Directive 1: In the reflection on moving to Chattanooga, explain why the writer decided that obedience, more than anything else, led to Chattanooga.
Directive 2: Give the stretch of the records from the line containing "Decompose this screenshot" through the line containing "cancel-button[interactable]: Cancel [651,620,726,646]" as a Markdown table with the columns Row and Line. Number each row, omit blank lines, and leave the pictures out.

Extracted text:

In those first few weeks I struggled with whether what I was embarking on was an act of bravery or stupidity.  I decided that it was a little of both, but most of all it was obedience that led me to Chattanooga.  More than anything I wanted what God wanted for me, and somehow I knew that meant being in Chattanooga.

Now, after being here a year, she has wooed my heart in many ways.  Not only is this city beautiful, full of history and amazing creation, it is changing me.

Throughout this year I have learned…

  • If I put myself into something and commit to it, I can accomplish it
  • God really does take care of me and orchestrate my steps (and He love me:))
  • I am worth taking care of myself
  • I can stand up for myself, not because no one else will, but because I can
  • True healing happens only in community
  • True community only happens when we are vulnerable
  • There are certain people who can be trusted
  • Not everyone in my present or future will act the way people did in my past
  • Stepping out of my comfort zone can be a really go things
  • There is power in saying “yes” to things I wouldn’t normally say yes to.

Working data:
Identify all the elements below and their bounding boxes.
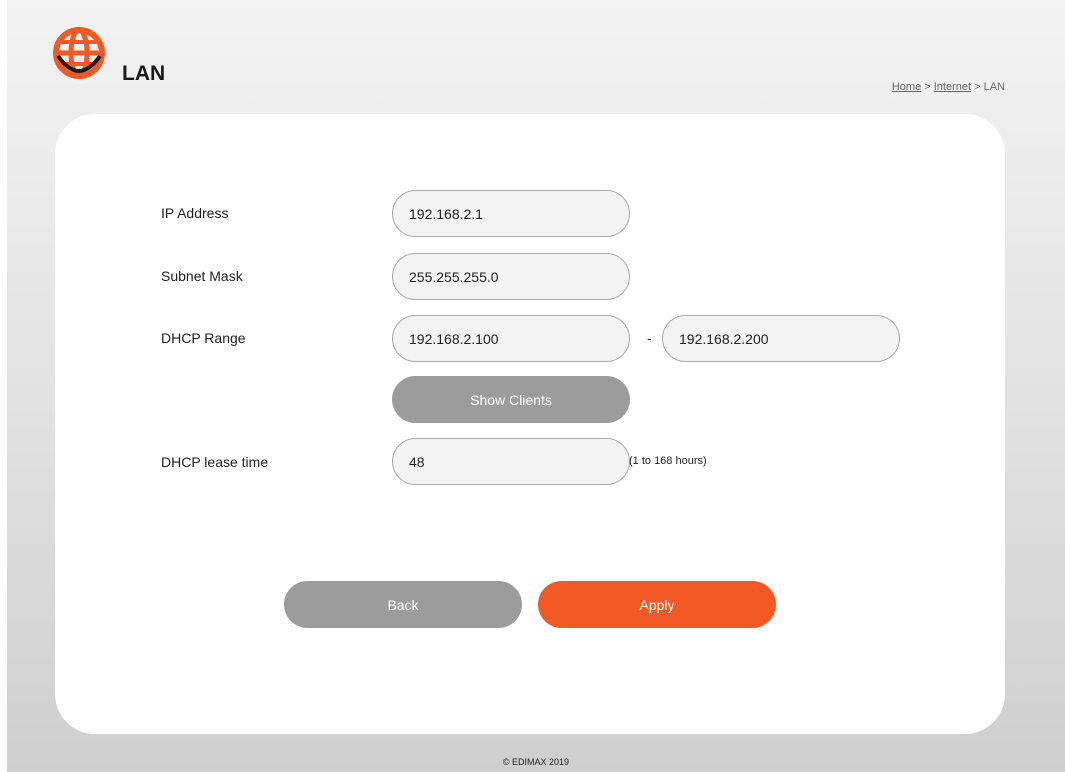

* * *

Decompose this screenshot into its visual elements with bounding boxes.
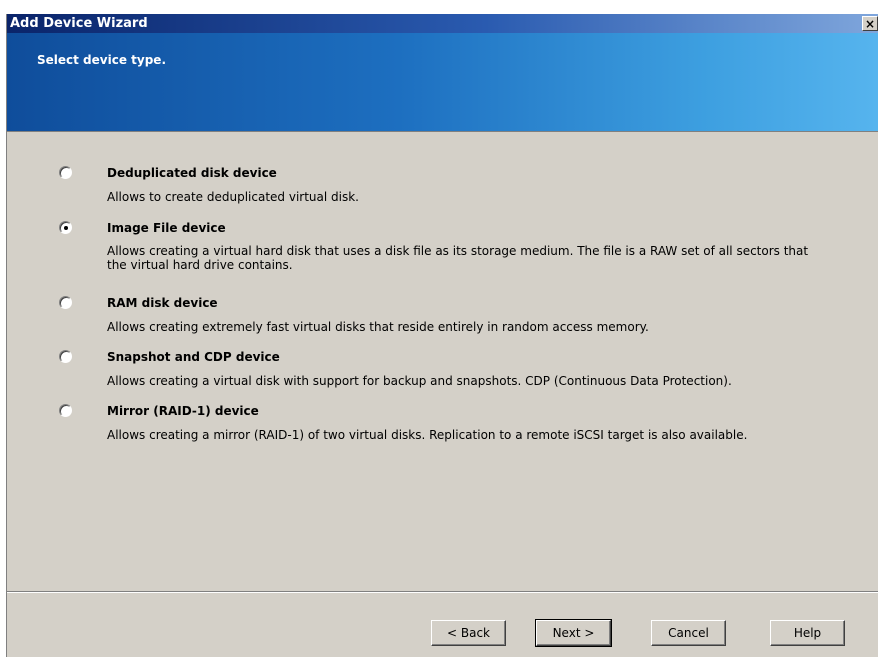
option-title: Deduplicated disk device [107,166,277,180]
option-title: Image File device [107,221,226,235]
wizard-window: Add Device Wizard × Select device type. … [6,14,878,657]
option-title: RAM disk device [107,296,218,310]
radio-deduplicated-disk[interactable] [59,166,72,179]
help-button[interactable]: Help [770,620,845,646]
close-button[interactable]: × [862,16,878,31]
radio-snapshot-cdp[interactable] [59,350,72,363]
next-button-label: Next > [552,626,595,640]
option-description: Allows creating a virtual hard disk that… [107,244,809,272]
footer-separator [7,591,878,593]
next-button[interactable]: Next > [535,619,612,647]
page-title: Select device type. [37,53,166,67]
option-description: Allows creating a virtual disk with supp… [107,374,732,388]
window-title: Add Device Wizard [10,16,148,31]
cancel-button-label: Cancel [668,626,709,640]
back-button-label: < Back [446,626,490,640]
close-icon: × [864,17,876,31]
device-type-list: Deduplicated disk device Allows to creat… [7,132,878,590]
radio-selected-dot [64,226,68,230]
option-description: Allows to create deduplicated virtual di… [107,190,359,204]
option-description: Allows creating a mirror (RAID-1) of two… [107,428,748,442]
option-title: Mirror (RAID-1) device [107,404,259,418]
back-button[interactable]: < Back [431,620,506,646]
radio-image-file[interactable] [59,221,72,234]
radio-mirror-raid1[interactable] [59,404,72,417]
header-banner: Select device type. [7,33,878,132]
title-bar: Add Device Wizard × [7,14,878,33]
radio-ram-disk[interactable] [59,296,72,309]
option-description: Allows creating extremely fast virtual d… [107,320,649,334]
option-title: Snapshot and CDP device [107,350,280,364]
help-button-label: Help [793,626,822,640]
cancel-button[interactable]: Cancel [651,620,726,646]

Task response 1: More than anything, the writer wanted what God wanted for them, and somehow knew that this meant being in Chattanooga.

Task response 2:
| Row | Line |
|---|---|
| 1 | Decompose this screenshot into its visual elements with bounding boxes. |
| 2 | option-title: Deduplicated disk device [107,166,277,180] |
| 3 | option-title: Image File device [107,221,226,235] |
| 4 | wizard-window: Add Device Wizard × Select device type. … [6,14,878,657] |
| 5 | option-title: RAM disk device [107,296,218,310] |
| 6 | radio-deduplicated-disk[interactable] [59,166,72,179] |
| 7 | help-button[interactable]: Help [770,620,845,646] |
| 8 | close-button[interactable]: × [862,16,878,31] |
| 9 | radio-snapshot-cdp[interactable] [59,350,72,363] |
| 10 | next-button-label: Next > [552,626,595,640] |
| 11 | option-description: Allows creating a virtual hard disk that… [107,244,809,272] |
| 12 | footer-separator [7,591,878,593] |
| 13 | next-button[interactable]: Next > [535,619,612,647] |
| 14 | page-title: Select device type. [37,53,166,67] |
| 15 | option-description: Allows creating a virtual disk with supp… [107,374,732,388] |
| 16 | window-title: Add Device Wizard [10,16,148,31] |
| 17 | cancel-button-label: Cancel [668,626,709,640] |
| 18 | back-button-label: < Back [446,626,490,640] |
| 19 | close-icon: × [864,17,876,31] |
| 20 | device-type-list: Deduplicated disk device Allows to creat… [7,132,878,590] |
| 21 | radio-selected-dot [64,226,68,230] |
| 22 | option-description: Allows to create deduplicated virtual di… [107,190,359,204] |
| 23 | option-description: Allows creating a mirror (RAID-1) of two… [107,428,748,442] |
| 24 | option-title: Mirror (RAID-1) device [107,404,259,418] |
| 25 | back-button[interactable]: < Back [431,620,506,646] |
| 26 | radio-image-file[interactable] [59,221,72,234] |
| 27 | radio-mirror-raid1[interactable] [59,404,72,417] |
| 28 | header-banner: Select device type. [7,33,878,132] |
| 29 | title-bar: Add Device Wizard × [7,14,878,33] |
| 30 | radio-ram-disk[interactable] [59,296,72,309] |
| 31 | option-description: Allows creating extremely fast virtual d… [107,320,649,334] |
| 32 | option-title: Snapshot and CDP device [107,350,280,364] |
| 33 | help-button-label: Help [793,626,822,640] |
| 34 | cancel-button[interactable]: Cancel [651,620,726,646] |